Stored items from a collection
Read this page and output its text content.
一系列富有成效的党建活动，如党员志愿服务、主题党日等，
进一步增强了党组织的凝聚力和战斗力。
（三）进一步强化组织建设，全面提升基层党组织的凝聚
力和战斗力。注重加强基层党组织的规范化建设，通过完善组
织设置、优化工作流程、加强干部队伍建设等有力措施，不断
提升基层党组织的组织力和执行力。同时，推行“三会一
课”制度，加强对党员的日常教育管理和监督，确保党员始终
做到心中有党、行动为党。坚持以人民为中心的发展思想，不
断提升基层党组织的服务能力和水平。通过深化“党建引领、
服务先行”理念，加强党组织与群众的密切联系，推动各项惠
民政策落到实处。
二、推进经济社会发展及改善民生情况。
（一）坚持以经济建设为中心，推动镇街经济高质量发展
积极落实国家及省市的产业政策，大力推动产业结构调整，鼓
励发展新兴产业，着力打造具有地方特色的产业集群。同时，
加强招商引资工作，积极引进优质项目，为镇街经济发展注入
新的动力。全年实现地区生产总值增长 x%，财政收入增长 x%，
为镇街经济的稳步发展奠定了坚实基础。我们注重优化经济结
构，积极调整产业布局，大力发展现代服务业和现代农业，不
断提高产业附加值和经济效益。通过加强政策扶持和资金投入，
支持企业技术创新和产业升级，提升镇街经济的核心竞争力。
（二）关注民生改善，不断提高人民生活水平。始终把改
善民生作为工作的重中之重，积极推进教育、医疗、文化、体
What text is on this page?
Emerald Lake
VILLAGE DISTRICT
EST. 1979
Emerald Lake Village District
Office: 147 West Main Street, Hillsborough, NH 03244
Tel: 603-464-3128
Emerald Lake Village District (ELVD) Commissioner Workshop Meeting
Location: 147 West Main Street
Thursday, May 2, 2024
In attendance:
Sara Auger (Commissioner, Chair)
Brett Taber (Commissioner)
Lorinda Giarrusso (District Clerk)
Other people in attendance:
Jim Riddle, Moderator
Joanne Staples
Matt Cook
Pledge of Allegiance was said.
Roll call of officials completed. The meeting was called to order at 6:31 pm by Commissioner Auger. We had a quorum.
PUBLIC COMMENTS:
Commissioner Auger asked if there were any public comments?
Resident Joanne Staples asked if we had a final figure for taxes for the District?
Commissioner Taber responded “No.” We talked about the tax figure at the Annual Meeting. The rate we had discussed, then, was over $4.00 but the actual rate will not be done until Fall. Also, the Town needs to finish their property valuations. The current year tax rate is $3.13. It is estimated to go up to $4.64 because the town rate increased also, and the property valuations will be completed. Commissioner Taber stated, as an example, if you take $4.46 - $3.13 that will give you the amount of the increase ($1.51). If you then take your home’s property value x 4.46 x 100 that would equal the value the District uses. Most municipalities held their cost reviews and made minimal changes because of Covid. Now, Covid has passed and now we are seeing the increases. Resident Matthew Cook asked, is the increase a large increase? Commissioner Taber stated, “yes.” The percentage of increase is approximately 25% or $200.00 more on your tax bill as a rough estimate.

TO DO |
Of all the lines in the listing above, how many contain the word "West"? Answer with the number alone.

ANSWER TO THE PROBLEM |
2